* _Objective_: Send back all the data below, exactly as given.

[Saved entries]
────────

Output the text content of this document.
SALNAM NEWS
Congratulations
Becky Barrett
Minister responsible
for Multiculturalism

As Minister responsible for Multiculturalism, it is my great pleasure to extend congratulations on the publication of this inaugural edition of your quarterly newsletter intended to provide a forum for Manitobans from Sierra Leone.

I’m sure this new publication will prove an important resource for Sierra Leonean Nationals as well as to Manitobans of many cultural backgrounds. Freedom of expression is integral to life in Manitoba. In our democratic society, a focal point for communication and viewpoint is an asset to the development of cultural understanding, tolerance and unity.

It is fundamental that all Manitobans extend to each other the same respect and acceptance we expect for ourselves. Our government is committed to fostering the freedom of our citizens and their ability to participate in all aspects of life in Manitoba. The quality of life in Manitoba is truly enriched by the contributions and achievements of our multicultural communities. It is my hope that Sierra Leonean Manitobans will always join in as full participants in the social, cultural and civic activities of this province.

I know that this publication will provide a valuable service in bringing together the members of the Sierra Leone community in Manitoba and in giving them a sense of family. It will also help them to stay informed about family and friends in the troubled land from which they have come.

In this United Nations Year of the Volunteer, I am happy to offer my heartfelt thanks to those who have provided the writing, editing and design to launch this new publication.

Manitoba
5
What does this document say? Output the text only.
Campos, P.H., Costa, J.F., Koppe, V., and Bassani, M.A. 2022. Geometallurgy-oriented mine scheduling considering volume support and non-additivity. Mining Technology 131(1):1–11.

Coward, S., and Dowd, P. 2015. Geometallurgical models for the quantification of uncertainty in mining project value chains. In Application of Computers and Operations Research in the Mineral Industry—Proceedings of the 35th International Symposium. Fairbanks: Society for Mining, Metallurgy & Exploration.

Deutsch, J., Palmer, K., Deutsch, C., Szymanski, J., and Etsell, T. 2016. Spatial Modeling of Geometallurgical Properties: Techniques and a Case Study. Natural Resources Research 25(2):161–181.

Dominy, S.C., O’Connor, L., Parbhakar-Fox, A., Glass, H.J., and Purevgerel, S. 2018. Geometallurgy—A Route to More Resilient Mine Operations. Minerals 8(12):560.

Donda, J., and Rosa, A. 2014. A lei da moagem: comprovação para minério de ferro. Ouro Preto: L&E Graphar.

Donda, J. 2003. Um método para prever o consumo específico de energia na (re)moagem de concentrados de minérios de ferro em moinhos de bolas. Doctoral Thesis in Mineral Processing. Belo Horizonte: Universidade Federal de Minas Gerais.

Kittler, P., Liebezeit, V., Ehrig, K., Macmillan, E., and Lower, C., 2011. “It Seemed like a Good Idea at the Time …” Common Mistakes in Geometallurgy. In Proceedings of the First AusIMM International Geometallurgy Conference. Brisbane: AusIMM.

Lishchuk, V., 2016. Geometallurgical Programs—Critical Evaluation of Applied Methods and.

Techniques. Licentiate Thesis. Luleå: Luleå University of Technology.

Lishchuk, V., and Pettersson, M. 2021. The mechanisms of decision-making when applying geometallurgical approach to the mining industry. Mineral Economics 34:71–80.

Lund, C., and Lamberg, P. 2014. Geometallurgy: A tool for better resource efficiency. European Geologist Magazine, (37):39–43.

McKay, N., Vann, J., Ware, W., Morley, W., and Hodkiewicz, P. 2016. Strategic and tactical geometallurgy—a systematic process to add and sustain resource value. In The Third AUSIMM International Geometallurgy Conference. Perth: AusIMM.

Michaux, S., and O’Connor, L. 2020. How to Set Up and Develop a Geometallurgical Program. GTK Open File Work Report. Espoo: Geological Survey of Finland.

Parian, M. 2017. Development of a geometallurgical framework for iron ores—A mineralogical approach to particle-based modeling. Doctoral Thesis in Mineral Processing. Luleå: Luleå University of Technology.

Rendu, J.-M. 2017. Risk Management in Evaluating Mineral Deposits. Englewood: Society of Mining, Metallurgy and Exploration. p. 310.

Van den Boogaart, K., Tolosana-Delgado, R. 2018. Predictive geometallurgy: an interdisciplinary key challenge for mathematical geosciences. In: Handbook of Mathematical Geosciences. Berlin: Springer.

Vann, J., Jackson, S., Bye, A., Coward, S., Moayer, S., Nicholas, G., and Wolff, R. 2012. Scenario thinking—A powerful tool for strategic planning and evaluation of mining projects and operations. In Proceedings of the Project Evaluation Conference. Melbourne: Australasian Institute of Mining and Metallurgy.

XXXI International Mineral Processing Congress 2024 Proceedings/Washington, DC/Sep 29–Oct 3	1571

────────

* _Result of this exercise_:
Output the text content of this document.
SALNAM NEWS
Congratulations
Becky Barrett
Minister responsible
for Multiculturalism

As Minister responsible for Multiculturalism, it is my great pleasure to extend congratulations on the publication of this inaugural edition of your quarterly newsletter intended to provide a forum for Manitobans from Sierra Leone.

I’m sure this new publication will prove an important resource for Sierra Leonean Nationals as well as to Manitobans of many cultural backgrounds. Freedom of expression is integral to life in Manitoba. In our democratic society, a focal point for communication and viewpoint is an asset to the development of cultural understanding, tolerance and unity.

It is fundamental that all Manitobans extend to each other the same respect and acceptance we expect for ourselves. Our government is committed to fostering the freedom of our citizens and their ability to participate in all aspects of life in Manitoba. The quality of life in Manitoba is truly enriched by the contributions and achievements of our multicultural communities. It is my hope that Sierra Leonean Manitobans will always join in as full participants in the social, cultural and civic activities of this province.

I know that this publication will provide a valuable service in bringing together the members of the Sierra Leone community in Manitoba and in giving them a sense of family. It will also help them to stay informed about family and friends in the troubled land from which they have come.

In this United Nations Year of the Volunteer, I am happy to offer my heartfelt thanks to those who have provided the writing, editing and design to launch this new publication.

Manitoba
5
What does this document say? Output the text only.
Campos, P.H., Costa, J.F., Koppe, V., and Bassani, M.A. 2022. Geometallurgy-oriented mine scheduling considering volume support and non-additivity. Mining Technology 131(1):1–11.

Coward, S., and Dowd, P. 2015. Geometallurgical models for the quantification of uncertainty in mining project value chains. In Application of Computers and Operations Research in the Mineral Industry—Proceedings of the 35th International Symposium. Fairbanks: Society for Mining, Metallurgy & Exploration.

Deutsch, J., Palmer, K., Deutsch, C., Szymanski, J., and Etsell, T. 2016. Spatial Modeling of Geometallurgical Properties: Techniques and a Case Study. Natural Resources Research 25(2):161–181.

Dominy, S.C., O’Connor, L., Parbhakar-Fox, A., Glass, H.J., and Purevgerel, S. 2018. Geometallurgy—A Route to More Resilient Mine Operations. Minerals 8(12):560.

Donda, J., and Rosa, A. 2014. A lei da moagem: comprovação para minério de ferro. Ouro Preto: L&E Graphar.

Donda, J. 2003. Um método para prever o consumo específico de energia na (re)moagem de concentrados de minérios de ferro em moinhos de bolas. Doctoral Thesis in Mineral Processing. Belo Horizonte: Universidade Federal de Minas Gerais.

Kittler, P., Liebezeit, V., Ehrig, K., Macmillan, E., and Lower, C., 2011. “It Seemed like a Good Idea at the Time …” Common Mistakes in Geometallurgy. In Proceedings of the First AusIMM International Geometallurgy Conference. Brisbane: AusIMM.

Lishchuk, V., 2016. Geometallurgical Programs—Critical Evaluation of Applied Methods and.

Techniques. Licentiate Thesis. Luleå: Luleå University of Technology.

Lishchuk, V., and Pettersson, M. 2021. The mechanisms of decision-making when applying geometallurgical approach to the mining industry. Mineral Economics 34:71–80.

Lund, C., and Lamberg, P. 2014. Geometallurgy: A tool for better resource efficiency. European Geologist Magazine, (37):39–43.

McKay, N., Vann, J., Ware, W., Morley, W., and Hodkiewicz, P. 2016. Strategic and tactical geometallurgy—a systematic process to add and sustain resource value. In The Third AUSIMM International Geometallurgy Conference. Perth: AusIMM.

Michaux, S., and O’Connor, L. 2020. How to Set Up and Develop a Geometallurgical Program. GTK Open File Work Report. Espoo: Geological Survey of Finland.

Parian, M. 2017. Development of a geometallurgical framework for iron ores—A mineralogical approach to particle-based modeling. Doctoral Thesis in Mineral Processing. Luleå: Luleå University of Technology.

Rendu, J.-M. 2017. Risk Management in Evaluating Mineral Deposits. Englewood: Society of Mining, Metallurgy and Exploration. p. 310.

Van den Boogaart, K., Tolosana-Delgado, R. 2018. Predictive geometallurgy: an interdisciplinary key challenge for mathematical geosciences. In: Handbook of Mathematical Geosciences. Berlin: Springer.

Vann, J., Jackson, S., Bye, A., Coward, S., Moayer, S., Nicholas, G., and Wolff, R. 2012. Scenario thinking—A powerful tool for strategic planning and evaluation of mining projects and operations. In Proceedings of the Project Evaluation Conference. Melbourne: Australasian Institute of Mining and Metallurgy.

XXXI International Mineral Processing Congress 2024 Proceedings/Washington, DC/Sep 29–Oct 3	1571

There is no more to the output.